::: Records to use :::
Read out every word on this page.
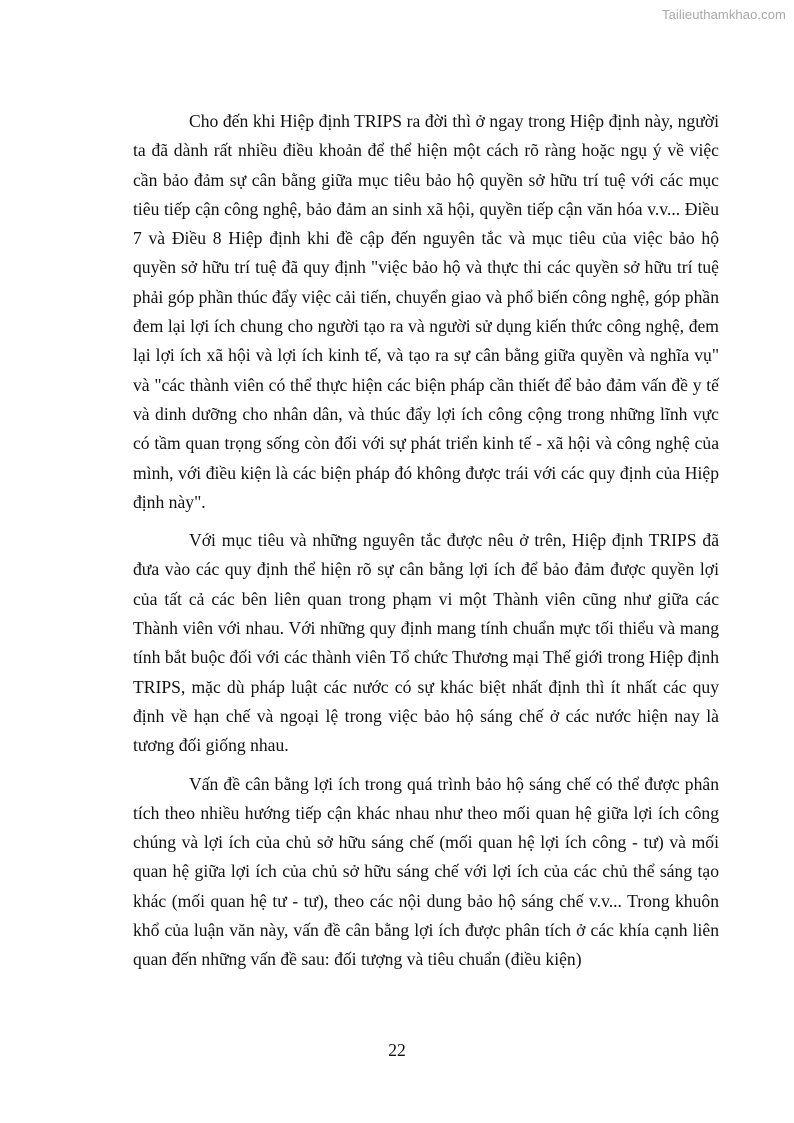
Tailieuthamkhao.com

Cho đến khi Hiệp định TRIPS ra đời thì ở ngay trong Hiệp định này, người ta đã dành rất nhiều điều khoản để thể hiện một cách rõ ràng hoặc ngụ ý về việc cần bảo đảm sự cân bằng giữa mục tiêu bảo hộ quyền sở hữu trí tuệ với các mục tiêu tiếp cận công nghệ, bảo đảm an sinh xã hội, quyền tiếp cận văn hóa v.v... Điều 7 và Điều 8 Hiệp định khi đề cập đến nguyên tắc và mục tiêu của việc bảo hộ quyền sở hữu trí tuệ đã quy định "việc bảo hộ và thực thi các quyền sở hữu trí tuệ phải góp phần thúc đẩy việc cải tiến, chuyển giao và phổ biến công nghệ, góp phần đem lại lợi ích chung cho người tạo ra và người sử dụng kiến thức công nghệ, đem lại lợi ích xã hội và lợi ích kinh tế, và tạo ra sự cân bằng giữa quyền và nghĩa vụ" và "các thành viên có thể thực hiện các biện pháp cần thiết để bảo đảm vấn đề y tế và dinh dưỡng cho nhân dân, và thúc đẩy lợi ích công cộng trong những lĩnh vực có tầm quan trọng sống còn đối với sự phát triển kinh tế - xã hội và công nghệ của mình, với điều kiện là các biện pháp đó không được trái với các quy định của Hiệp định này".

Với mục tiêu và những nguyên tắc được nêu ở trên, Hiệp định TRIPS đã đưa vào các quy định thể hiện rõ sự cân bằng lợi ích để bảo đảm được quyền lợi của tất cả các bên liên quan trong phạm vi một Thành viên cũng như giữa các Thành viên với nhau. Với những quy định mang tính chuẩn mực tối thiểu và mang tính bắt buộc đối với các thành viên Tổ chức Thương mại Thế giới trong Hiệp định TRIPS, mặc dù pháp luật các nước có sự khác biệt nhất định thì ít nhất các quy định về hạn chế và ngoại lệ trong việc bảo hộ sáng chế ở các nước hiện nay là tương đối giống nhau.

Vấn đề cân bằng lợi ích trong quá trình bảo hộ sáng chế có thể được phân tích theo nhiều hướng tiếp cận khác nhau như theo mối quan hệ giữa lợi ích công chúng và lợi ích của chủ sở hữu sáng chế (mối quan hệ lợi ích công - tư) và mối quan hệ giữa lợi ích của chủ sở hữu sáng chế với lợi ích của các chủ thể sáng tạo khác (mối quan hệ tư - tư), theo các nội dung bảo hộ sáng chế v.v... Trong khuôn khổ của luận văn này, vấn đề cân bằng lợi ích được phân tích ở các khía cạnh liên quan đến những vấn đề sau: đối tượng và tiêu chuẩn (điều kiện)

22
:::
Extract every line containing the string "sáng" from the material.

(Answer):
Với mục tiêu và những nguyên tắc được nêu ở trên, Hiệp định TRIPS đã đưa vào các quy định thể hiện rõ sự cân bằng lợi ích để bảo đảm được quyền lợi của tất cả các bên liên quan trong phạm vi một Thành viên cũng như giữa các Thành viên với nhau. Với những quy định mang tính chuẩn mực tối thiểu và mang tính bắt buộc đối với các thành viên Tổ chức Thương mại Thế giới trong Hiệp định TRIPS, mặc dù pháp luật các nước có sự khác biệt nhất định thì ít nhất các quy định về hạn chế và ngoại lệ trong việc bảo hộ sáng chế ở các nước hiện nay là tương đối giống nhau.
Vấn đề cân bằng lợi ích trong quá trình bảo hộ sáng chế có thể được phân tích theo nhiều hướng tiếp cận khác nhau như theo mối quan hệ giữa lợi ích công chúng và lợi ích của chủ sở hữu sáng chế (mối quan hệ lợi ích công - tư) và mối quan hệ giữa lợi ích của chủ sở hữu sáng chế với lợi ích của các chủ thể sáng tạo khác (mối quan hệ tư - tư), theo các nội dung bảo hộ sáng chế v.v... Trong khuôn khổ của luận văn này, vấn đề cân bằng lợi ích được phân tích ở các khía cạnh liên quan đến những vấn đề sau: đối tượng và tiêu chuẩn (điều kiện)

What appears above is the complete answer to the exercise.